__PROBLEM TO SOLVE__
Keep only those lines of the records that include the string "продажи".
<<<<
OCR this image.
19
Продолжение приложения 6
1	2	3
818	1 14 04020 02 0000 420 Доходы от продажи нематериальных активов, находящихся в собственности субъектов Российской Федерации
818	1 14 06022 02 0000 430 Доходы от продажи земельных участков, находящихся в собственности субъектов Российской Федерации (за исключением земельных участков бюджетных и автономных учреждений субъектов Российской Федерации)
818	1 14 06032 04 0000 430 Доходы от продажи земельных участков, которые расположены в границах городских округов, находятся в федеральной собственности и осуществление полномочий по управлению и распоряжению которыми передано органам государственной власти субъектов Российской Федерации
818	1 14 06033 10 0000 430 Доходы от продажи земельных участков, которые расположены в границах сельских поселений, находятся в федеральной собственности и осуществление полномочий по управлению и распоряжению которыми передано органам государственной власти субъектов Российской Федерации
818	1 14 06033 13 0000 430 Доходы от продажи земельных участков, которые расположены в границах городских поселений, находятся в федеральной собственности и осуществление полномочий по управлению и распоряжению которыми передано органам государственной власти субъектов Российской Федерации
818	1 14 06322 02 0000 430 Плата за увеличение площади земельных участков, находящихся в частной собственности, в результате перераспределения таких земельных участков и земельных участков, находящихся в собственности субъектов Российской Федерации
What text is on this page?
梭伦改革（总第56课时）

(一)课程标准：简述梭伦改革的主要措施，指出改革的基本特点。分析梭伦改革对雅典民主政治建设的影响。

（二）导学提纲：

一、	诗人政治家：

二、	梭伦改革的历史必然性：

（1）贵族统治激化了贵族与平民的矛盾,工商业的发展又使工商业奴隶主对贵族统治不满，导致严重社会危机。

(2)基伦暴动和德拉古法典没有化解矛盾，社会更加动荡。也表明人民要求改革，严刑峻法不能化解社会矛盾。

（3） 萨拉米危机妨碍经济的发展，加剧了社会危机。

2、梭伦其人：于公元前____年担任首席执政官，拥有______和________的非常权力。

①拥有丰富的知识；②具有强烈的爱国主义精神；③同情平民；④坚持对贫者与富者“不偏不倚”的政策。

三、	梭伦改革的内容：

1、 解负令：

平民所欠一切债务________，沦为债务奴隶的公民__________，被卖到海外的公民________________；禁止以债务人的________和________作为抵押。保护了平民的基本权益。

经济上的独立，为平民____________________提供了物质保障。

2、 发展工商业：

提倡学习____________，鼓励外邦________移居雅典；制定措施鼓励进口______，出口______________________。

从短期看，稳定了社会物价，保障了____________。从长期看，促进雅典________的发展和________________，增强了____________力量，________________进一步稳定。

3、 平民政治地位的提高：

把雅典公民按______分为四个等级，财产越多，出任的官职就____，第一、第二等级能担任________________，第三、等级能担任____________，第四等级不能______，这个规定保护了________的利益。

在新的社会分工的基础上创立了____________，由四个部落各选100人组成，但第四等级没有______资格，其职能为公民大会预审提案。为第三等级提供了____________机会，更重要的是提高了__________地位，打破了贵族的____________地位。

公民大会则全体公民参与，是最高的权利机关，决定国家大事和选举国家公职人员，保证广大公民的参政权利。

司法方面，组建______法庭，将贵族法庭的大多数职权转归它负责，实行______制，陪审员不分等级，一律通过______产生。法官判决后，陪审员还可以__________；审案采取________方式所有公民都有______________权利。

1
>>>>
__EXERCISE RESULT__
818	1 14 04020 02 0000 420 Доходы от продажи нематериальных активов, находящихся в собственности субъектов Российской Федерации
818	1 14 06022 02 0000 430 Доходы от продажи земельных участков, находящихся в собственности субъектов Российской Федерации (за исключением земельных участков бюджетных и автономных учреждений субъектов Российской Федерации)
818	1 14 06032 04 0000 430 Доходы от продажи земельных участков, которые расположены в границах городских округов, находятся в федеральной собственности и осуществление полномочий по управлению и распоряжению которыми передано органам государственной власти субъектов Российской Федерации
818	1 14 06033 10 0000 430 Доходы от продажи земельных участков, которые расположены в границах сельских поселений, находятся в федеральной собственности и осуществление полномочий по управлению и распоряжению которыми передано органам государственной власти субъектов Российской Федерации
818	1 14 06033 13 0000 430 Доходы от продажи земельных участков, которые расположены в границах городских поселений, находятся в федеральной собственности и осуществление полномочий по управлению и распоряжению которыми передано органам государственной власти субъектов Российской Федерации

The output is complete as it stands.